→ **Jobs**:
a: In the text on advising African American students, what does cultural competence begin with?
b: Extend the text on advising African American students, picking up right after its final line.

→ **Excerpted text**:

+++

Cultural competence begins with being aware of one’s own identity and how one’s personal perspective may impact those from other cultural backgrounds. This process includes understanding and reflecting on one’s beliefs, practices, and identity development in order to consider how this worldview may influence student interactions (How­ard, 2006; Villegas & Lucas, 2002).

Welcoming Environments
Creating welcoming environments in the advising appointment and connecting students to academic, social, and financial resources increases the retention of African American students (Arredondo, 1996; Jones, 2001; Scott, 2014).  A welcoming environment is important because African American students “often do not have the advice system that surrounds a student whose parents or other relatives who have been to college” (Denley, 2014, p. 61). A welcoming environment includes assisting with breaking down institutional barriers for students navigating through the university system (Arredondo, 1996).  This includes introducing students to supportive minority and non-minority groups through clubs and organizations, connecting students to encouraging faculty for possible internships and research opportunities, implementing regular advising appointments, and reinforcing the importance of building these support systems within the institution. 

Advising strategies that are specifically beneficial in increasing African American student retention include utilizing a proactive advising approach, establishing consistent appointments to develop supportive connections within the institution, providing available cultural-specific campus resources, connecting students to high impact activities, supporting self-confidence/self-efficacy, assisting with clarification of life objectives, and being a supportive advisor. These strategies assist African American students in improving their skills and developing a connection to the institution (Glennen & Baxley, 1985; Kuh, 2008b; Pea, 2014; Seidman, 2005). 

Understanding the historical purpose of higher education and the current trends for African American students within higher education, highlights the impact that advisors potentially can have on supporting the enrollment and graduation of African American students from college.  When advisors use theory and research, they can systematically apply engagement strategies that support African American students as they work toward graduation. Proactive academic advisors have the opportunity to create better educational experiences for these students. Culturally competent advisors align their advising practice with the foundational purpose of education and thus have a greater impact on the future of our society. Based on the previous research discussed, advisors have made an impact over the past few years, but more progress is needed to accomplish the desired purpose of higher education for our society. 


Arredondo, P. (1996). Successful diversity management initiatives: A blueprint for planning and implementation. Thousand Oaks, CA: Sage.

+++

→ **Listed entries**:
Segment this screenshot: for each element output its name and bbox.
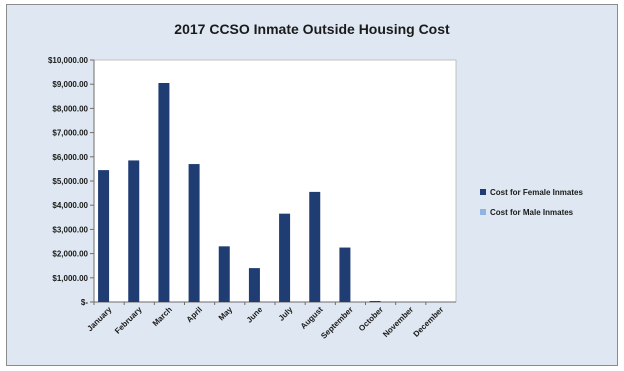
y-tick-label-3: $3,000.00 [52,225,88,234]
legend-label-male: Cost for Male Inmates [490,208,574,217]
bar-female-may [218,246,230,302]
x-tick-label-june: June [245,305,265,325]
legend-label-female: Cost for Female Inmates [490,188,583,197]
bar-female-july [279,213,291,302]
chart-title: 2017 CCSO Inmate Outside Housing Cost [174,21,450,37]
x-tick-label-february: February [113,305,144,336]
bar-female-june [248,268,260,302]
x-tick-label-may: May [217,305,235,323]
bar-female-april [188,164,200,302]
y-tick-label-10: $10,000.00 [48,56,89,65]
y-tick-label-6: $6,000.00 [52,153,88,162]
x-tick-label-april: April [185,305,204,324]
y-tick-label-7: $7,000.00 [52,129,88,138]
bar-female-august [309,191,321,302]
bar-female-september [339,247,351,302]
y-tick-label-4: $4,000.00 [52,201,88,210]
y-tick-label-1: $1,000.00 [52,274,88,283]
y-tick-label-5: $5,000.00 [52,177,88,186]
x-tick-label-august: August [299,305,325,331]
bar-female-february [128,160,140,302]
x-tick-label-september: September [319,305,355,341]
y-tick-label-2: $2,000.00 [52,250,88,259]
y-tick-label-9: $9,000.00 [52,80,88,89]
y-tick-label-8: $8,000.00 [52,104,88,113]
x-tick-label-october: October [357,305,385,333]
x-tick-label-january: January [85,305,113,333]
plot-area [93,59,457,303]
x-tick-label-december: December [412,305,446,339]
bar-female-march [158,82,170,303]
bar-female-january [98,170,110,302]
y-tick-label-0: $- [81,298,88,307]
x-tick-label-november: November [381,305,415,339]
legend-swatch-male [480,209,486,215]
legend-swatch-female [480,189,486,195]
x-tick-label-july: July [277,305,295,323]
x-tick-label-march: March [151,305,174,328]
bar-female-october [369,301,381,302]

+++

→ **Exercise results**:
a: Cultural competence begins with being aware of one's own identity and how one's personal perspective may impact those from other cultural backgrounds.

b:
Adams, C. (2012, October 12). College persistence linked to rigorous courses and academic advising [blog post]. Retrieved from

Astin, A. W. (1984). Student involvement: A developmental theory for higher education. Journal of College Student Personnel, 25, 297-308.

Berger, J.B. , Ramirez, G.B., & Lyon, S.C (2012). Past to present: a historical look at retention. In A. Seidman (Ed.), College student retention: Formula for student success (1-29). Lanham, MD: Rowman & Littlefield Publishers.

Barker, C. J. (2011, August 11–August 17). Black graduation rates on rise. New York Amsterdam News, pp. E1.

Bandura, A. (1986). Social Foundations of Thought and Action: A Social Cognitive Theory. Englewood Cliffs, NJ: Prentice-Hall.

Bogue, G., & Aper, J. (2000). Exploring the heritage of American higher education: The evolution of philosophy and policy. Phoenix, AZ: Oryx Press.

Cohen, A. M., & Brawer, F. B. (2003). The American community college (4th ed.). San Francisco, CA: Jossey-Bass.

Cross, W. E., Jr. (1995). The psychology of nigrescence: Revising the cross model. In J. G. Ponterotto, J. M. Casas, L. A. Suzuki, & C. M. Alexander (Eds.). Handbook of multicultural counseling (pp. 93-122). Thousand Oaks, CA: Sage.

Cuyjet, M. J. (2006). African American men in college. San Francisco, CA: Jossey-Bass.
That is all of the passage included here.